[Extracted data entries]

[start]

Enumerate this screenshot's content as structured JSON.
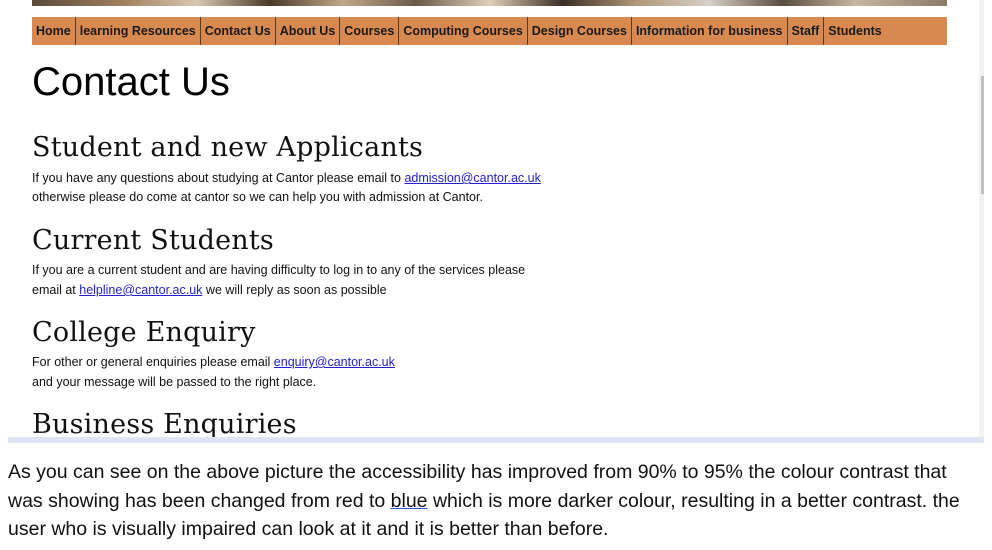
{
  "nav": {
    "items": [
      "Home",
      "learning Resources",
      "Contact Us",
      "About Us",
      "Courses",
      "Computing Courses",
      "Design Courses",
      "Information for business",
      "Staff",
      "Students"
    ]
  },
  "page_title": "Contact Us",
  "sections": [
    {
      "heading": "Student and new Applicants",
      "line1_text": "If you have any questions about studying at Cantor please email to ",
      "line1_link": "admission@cantor.ac.uk",
      "line2_text": "otherwise please do come at cantor so we can help you with admission at Cantor."
    },
    {
      "heading": "Current Students",
      "line1_text": "If you are a current student and are having difficulty to log in to any of the services please",
      "line2_pre": "email at ",
      "line2_link": "helpline@cantor.ac.uk",
      "line2_post": " we will reply as soon as possible"
    },
    {
      "heading": "College Enquiry",
      "line1_text": "For other or general enquiries please email ",
      "line1_link": "enquiry@cantor.ac.uk",
      "line2_text": "and your message will be passed to the right place."
    },
    {
      "heading": "Business Enquiries"
    }
  ],
  "scrollbar": {
    "up_arrow": "▲",
    "down_arrow": "▼"
  },
  "caption": {
    "part1": "As you can see on the above picture the accessibility has improved from 90% to 95% the colour contrast that was showing has been changed from red to ",
    "underlined": "blue",
    "part2": " which is more darker colour, resulting in a better contrast. the user who is visually impaired can look at it and it is better than before."
  },
  "colors": {
    "nav_background": "#d8894f",
    "link": "#2222cc"
  }
}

[end]

▶ _Instructions for the task_: Every record is to be reproduced exactly, with no pictures included.

▶ _Output below_:
Enumerate this screenshot's content as structured JSON.
{
  "nav": {
    "items": [
      "Home",
      "learning Resources",
      "Contact Us",
      "About Us",
      "Courses",
      "Computing Courses",
      "Design Courses",
      "Information for business",
      "Staff",
      "Students"
    ]
  },
  "page_title": "Contact Us",
  "sections": [
    {
      "heading": "Student and new Applicants",
      "line1_text": "If you have any questions about studying at Cantor please email to ",
      "line1_link": "admission@cantor.ac.uk",
      "line2_text": "otherwise please do come at cantor so we can help you with admission at Cantor."
    },
    {
      "heading": "Current Students",
      "line1_text": "If you are a current student and are having difficulty to log in to any of the services please",
      "line2_pre": "email at ",
      "line2_link": "helpline@cantor.ac.uk",
      "line2_post": " we will reply as soon as possible"
    },
    {
      "heading": "College Enquiry",
      "line1_text": "For other or general enquiries please email ",
      "line1_link": "enquiry@cantor.ac.uk",
      "line2_text": "and your message will be passed to the right place."
    },
    {
      "heading": "Business Enquiries"
    }
  ],
  "scrollbar": {
    "up_arrow": "▲",
    "down_arrow": "▼"
  },
  "caption": {
    "part1": "As you can see on the above picture the accessibility has improved from 90% to 95% the colour contrast that was showing has been changed from red to ",
    "underlined": "blue",
    "part2": " which is more darker colour, resulting in a better contrast. the user who is visually impaired can look at it and it is better than before."
  },
  "colors": {
    "nav_background": "#d8894f",
    "link": "#2222cc"
  }
}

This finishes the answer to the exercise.